## Task prompt
Write out the records below word for word, please.

## Entries supplied
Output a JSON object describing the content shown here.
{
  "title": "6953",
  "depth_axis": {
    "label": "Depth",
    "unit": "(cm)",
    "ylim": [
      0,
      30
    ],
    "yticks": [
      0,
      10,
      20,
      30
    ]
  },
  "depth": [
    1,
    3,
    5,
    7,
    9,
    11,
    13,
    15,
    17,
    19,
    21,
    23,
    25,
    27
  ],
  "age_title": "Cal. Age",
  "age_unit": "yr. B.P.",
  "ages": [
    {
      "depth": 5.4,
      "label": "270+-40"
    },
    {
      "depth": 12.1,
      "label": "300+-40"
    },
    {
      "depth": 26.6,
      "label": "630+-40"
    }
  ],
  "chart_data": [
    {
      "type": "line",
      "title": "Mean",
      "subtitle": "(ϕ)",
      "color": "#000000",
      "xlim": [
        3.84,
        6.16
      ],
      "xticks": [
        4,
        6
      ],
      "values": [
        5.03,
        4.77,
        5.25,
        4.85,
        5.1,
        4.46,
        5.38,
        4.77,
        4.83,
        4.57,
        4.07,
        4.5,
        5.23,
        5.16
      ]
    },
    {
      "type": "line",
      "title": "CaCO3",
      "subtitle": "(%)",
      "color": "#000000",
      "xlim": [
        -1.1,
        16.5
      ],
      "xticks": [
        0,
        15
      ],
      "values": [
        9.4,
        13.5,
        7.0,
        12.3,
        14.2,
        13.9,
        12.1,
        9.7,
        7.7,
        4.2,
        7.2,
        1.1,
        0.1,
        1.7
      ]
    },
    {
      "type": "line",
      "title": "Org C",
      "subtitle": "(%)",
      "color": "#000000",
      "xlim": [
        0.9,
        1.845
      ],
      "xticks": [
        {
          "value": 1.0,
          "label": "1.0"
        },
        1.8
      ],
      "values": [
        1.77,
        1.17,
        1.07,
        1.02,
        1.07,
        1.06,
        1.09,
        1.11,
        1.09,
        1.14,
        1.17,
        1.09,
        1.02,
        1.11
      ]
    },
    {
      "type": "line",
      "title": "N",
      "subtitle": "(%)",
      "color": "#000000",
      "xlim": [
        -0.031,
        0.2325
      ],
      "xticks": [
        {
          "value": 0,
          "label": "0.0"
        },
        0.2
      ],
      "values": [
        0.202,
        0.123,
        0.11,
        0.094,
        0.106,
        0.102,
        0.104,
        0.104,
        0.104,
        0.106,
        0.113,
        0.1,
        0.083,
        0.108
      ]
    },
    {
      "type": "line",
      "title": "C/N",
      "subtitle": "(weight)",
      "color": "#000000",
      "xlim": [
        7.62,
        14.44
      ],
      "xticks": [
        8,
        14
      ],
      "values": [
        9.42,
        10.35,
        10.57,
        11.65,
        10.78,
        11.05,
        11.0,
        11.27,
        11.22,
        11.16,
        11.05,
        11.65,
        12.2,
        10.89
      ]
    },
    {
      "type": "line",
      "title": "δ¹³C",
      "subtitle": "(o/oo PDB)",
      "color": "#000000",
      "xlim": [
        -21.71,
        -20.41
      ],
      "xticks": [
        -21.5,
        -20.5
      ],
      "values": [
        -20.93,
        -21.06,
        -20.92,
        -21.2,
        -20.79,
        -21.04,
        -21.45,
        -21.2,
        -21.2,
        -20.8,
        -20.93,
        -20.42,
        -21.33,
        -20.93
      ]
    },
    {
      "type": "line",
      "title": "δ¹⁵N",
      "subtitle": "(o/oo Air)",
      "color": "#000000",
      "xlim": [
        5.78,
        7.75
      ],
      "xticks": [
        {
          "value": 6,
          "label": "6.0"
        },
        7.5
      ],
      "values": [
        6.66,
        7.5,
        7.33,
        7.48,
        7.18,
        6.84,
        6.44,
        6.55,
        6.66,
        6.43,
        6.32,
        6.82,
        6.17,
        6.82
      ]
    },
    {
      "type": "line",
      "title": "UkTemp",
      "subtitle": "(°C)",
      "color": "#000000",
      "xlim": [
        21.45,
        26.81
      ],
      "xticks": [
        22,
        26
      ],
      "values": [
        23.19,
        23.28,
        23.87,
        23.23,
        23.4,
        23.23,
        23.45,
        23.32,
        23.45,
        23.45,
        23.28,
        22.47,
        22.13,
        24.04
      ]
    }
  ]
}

## Response
Output a JSON object describing the content shown here.
{
  "title": "6953",
  "depth_axis": {
    "label": "Depth",
    "unit": "(cm)",
    "ylim": [
      0,
      30
    ],
    "yticks": [
      0,
      10,
      20,
      30
    ]
  },
  "depth": [
    1,
    3,
    5,
    7,
    9,
    11,
    13,
    15,
    17,
    19,
    21,
    23,
    25,
    27
  ],
  "age_title": "Cal. Age",
  "age_unit": "yr. B.P.",
  "ages": [
    {
      "depth": 5.4,
      "label": "270+-40"
    },
    {
      "depth": 12.1,
      "label": "300+-40"
    },
    {
      "depth": 26.6,
      "label": "630+-40"
    }
  ],
  "chart_data": [
    {
      "type": "line",
      "title": "Mean",
      "subtitle": "(ϕ)",
      "color": "#000000",
      "xlim": [
        3.84,
        6.16
      ],
      "xticks": [
        4,
        6
      ],
      "values": [
        5.03,
        4.77,
        5.25,
        4.85,
        5.1,
        4.46,
        5.38,
        4.77,
        4.83,
        4.57,
        4.07,
        4.5,
        5.23,
        5.16
      ]
    },
    {
      "type": "line",
      "title": "CaCO3",
      "subtitle": "(%)",
      "color": "#000000",
      "xlim": [
        -1.1,
        16.5
      ],
      "xticks": [
        0,
        15
      ],
      "values": [
        9.4,
        13.5,
        7.0,
        12.3,
        14.2,
        13.9,
        12.1,
        9.7,
        7.7,
        4.2,
        7.2,
        1.1,
        0.1,
        1.7
      ]
    },
    {
      "type": "line",
      "title": "Org C",
      "subtitle": "(%)",
      "color": "#000000",
      "xlim": [
        0.9,
        1.845
      ],
      "xticks": [
        {
          "value": 1.0,
          "label": "1.0"
        },
        1.8
      ],
      "values": [
        1.77,
        1.17,
        1.07,
        1.02,
        1.07,
        1.06,
        1.09,
        1.11,
        1.09,
        1.14,
        1.17,
        1.09,
        1.02,
        1.11
      ]
    },
    {
      "type": "line",
      "title": "N",
      "subtitle": "(%)",
      "color": "#000000",
      "xlim": [
        -0.031,
        0.2325
      ],
      "xticks": [
        {
          "value": 0,
          "label": "0.0"
        },
        0.2
      ],
      "values": [
        0.202,
        0.123,
        0.11,
        0.094,
        0.106,
        0.102,
        0.104,
        0.104,
        0.104,
        0.106,
        0.113,
        0.1,
        0.083,
        0.108
      ]
    },
    {
      "type": "line",
      "title": "C/N",
      "subtitle": "(weight)",
      "color": "#000000",
      "xlim": [
        7.62,
        14.44
      ],
      "xticks": [
        8,
        14
      ],
      "values": [
        9.42,
        10.35,
        10.57,
        11.65,
        10.78,
        11.05,
        11.0,
        11.27,
        11.22,
        11.16,
        11.05,
        11.65,
        12.2,
        10.89
      ]
    },
    {
      "type": "line",
      "title": "δ¹³C",
      "subtitle": "(o/oo PDB)",
      "color": "#000000",
      "xlim": [
        -21.71,
        -20.41
      ],
      "xticks": [
        -21.5,
        -20.5
      ],
      "values": [
        -20.93,
        -21.06,
        -20.92,
        -21.2,
        -20.79,
        -21.04,
        -21.45,
        -21.2,
        -21.2,
        -20.8,
        -20.93,
        -20.42,
        -21.33,
        -20.93
      ]
    },
    {
      "type": "line",
      "title": "δ¹⁵N",
      "subtitle": "(o/oo Air)",
      "color": "#000000",
      "xlim": [
        5.78,
        7.75
      ],
      "xticks": [
        {
          "value": 6,
          "label": "6.0"
        },
        7.5
      ],
      "values": [
        6.66,
        7.5,
        7.33,
        7.48,
        7.18,
        6.84,
        6.44,
        6.55,
        6.66,
        6.43,
        6.32,
        6.82,
        6.17,
        6.82
      ]
    },
    {
      "type": "line",
      "title": "UkTemp",
      "subtitle": "(°C)",
      "color": "#000000",
      "xlim": [
        21.45,
        26.81
      ],
      "xticks": [
        22,
        26
      ],
      "values": [
        23.19,
        23.28,
        23.87,
        23.23,
        23.4,
        23.23,
        23.45,
        23.32,
        23.45,
        23.45,
        23.28,
        22.47,
        22.13,
        24.04
      ]
    }
  ]
}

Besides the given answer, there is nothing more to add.